***** Provided data
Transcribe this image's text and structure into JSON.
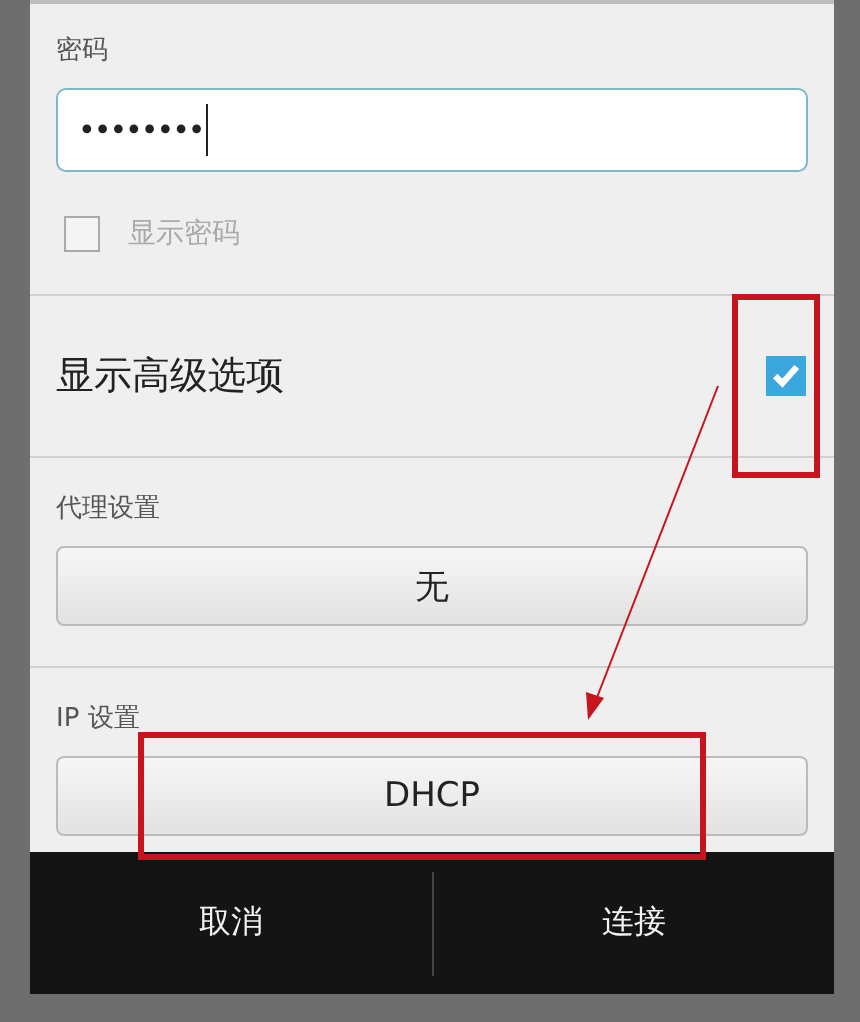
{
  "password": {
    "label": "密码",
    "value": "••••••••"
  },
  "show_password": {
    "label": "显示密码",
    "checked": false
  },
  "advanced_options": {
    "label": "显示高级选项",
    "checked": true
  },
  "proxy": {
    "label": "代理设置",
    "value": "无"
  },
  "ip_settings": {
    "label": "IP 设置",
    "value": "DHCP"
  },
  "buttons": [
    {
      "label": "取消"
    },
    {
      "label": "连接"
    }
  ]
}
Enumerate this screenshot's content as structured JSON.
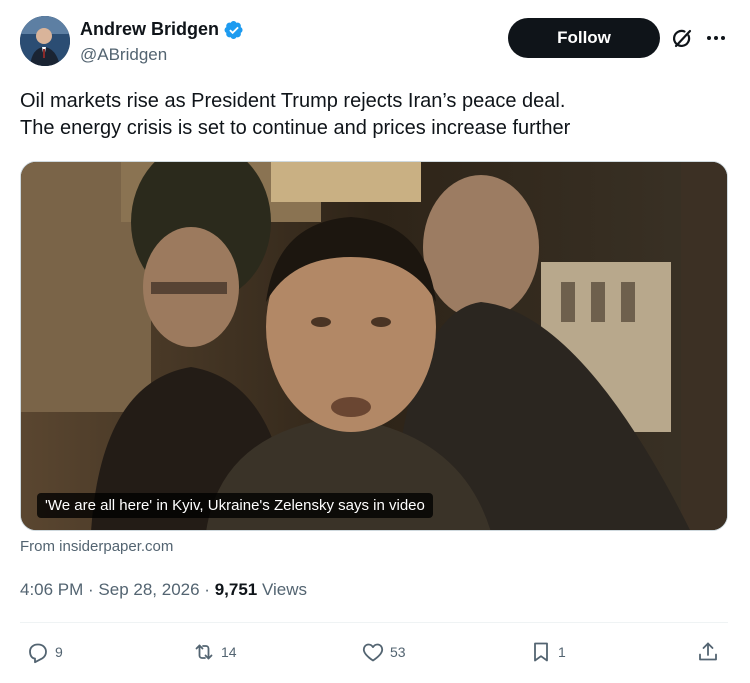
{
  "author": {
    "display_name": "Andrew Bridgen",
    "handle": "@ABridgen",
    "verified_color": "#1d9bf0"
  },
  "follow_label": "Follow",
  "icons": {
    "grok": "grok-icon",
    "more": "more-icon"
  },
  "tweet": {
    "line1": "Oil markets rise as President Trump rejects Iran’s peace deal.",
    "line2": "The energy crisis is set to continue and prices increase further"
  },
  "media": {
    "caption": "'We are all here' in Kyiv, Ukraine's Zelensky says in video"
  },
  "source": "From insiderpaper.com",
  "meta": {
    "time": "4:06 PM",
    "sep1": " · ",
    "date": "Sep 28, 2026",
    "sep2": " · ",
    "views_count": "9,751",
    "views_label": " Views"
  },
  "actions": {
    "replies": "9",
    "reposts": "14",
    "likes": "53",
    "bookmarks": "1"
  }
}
**********
--- What is required ---
Output all of the records exactly as they appear above, but not the pictures.

--- Response below ---
Transcribe this image's text and structure into JSON.
{
  "password": {
    "label": "密码",
    "value": "••••••••"
  },
  "show_password": {
    "label": "显示密码",
    "checked": false
  },
  "advanced_options": {
    "label": "显示高级选项",
    "checked": true
  },
  "proxy": {
    "label": "代理设置",
    "value": "无"
  },
  "ip_settings": {
    "label": "IP 设置",
    "value": "DHCP"
  },
  "buttons": [
    {
      "label": "取消"
    },
    {
      "label": "连接"
    }
  ]
}
Enumerate this screenshot's content as structured JSON.
{
  "author": {
    "display_name": "Andrew Bridgen",
    "handle": "@ABridgen",
    "verified_color": "#1d9bf0"
  },
  "follow_label": "Follow",
  "icons": {
    "grok": "grok-icon",
    "more": "more-icon"
  },
  "tweet": {
    "line1": "Oil markets rise as President Trump rejects Iran’s peace deal.",
    "line2": "The energy crisis is set to continue and prices increase further"
  },
  "media": {
    "caption": "'We are all here' in Kyiv, Ukraine's Zelensky says in video"
  },
  "source": "From insiderpaper.com",
  "meta": {
    "time": "4:06 PM",
    "sep1": " · ",
    "date": "Sep 28, 2026",
    "sep2": " · ",
    "views_count": "9,751",
    "views_label": " Views"
  },
  "actions": {
    "replies": "9",
    "reposts": "14",
    "likes": "53",
    "bookmarks": "1"
  }
}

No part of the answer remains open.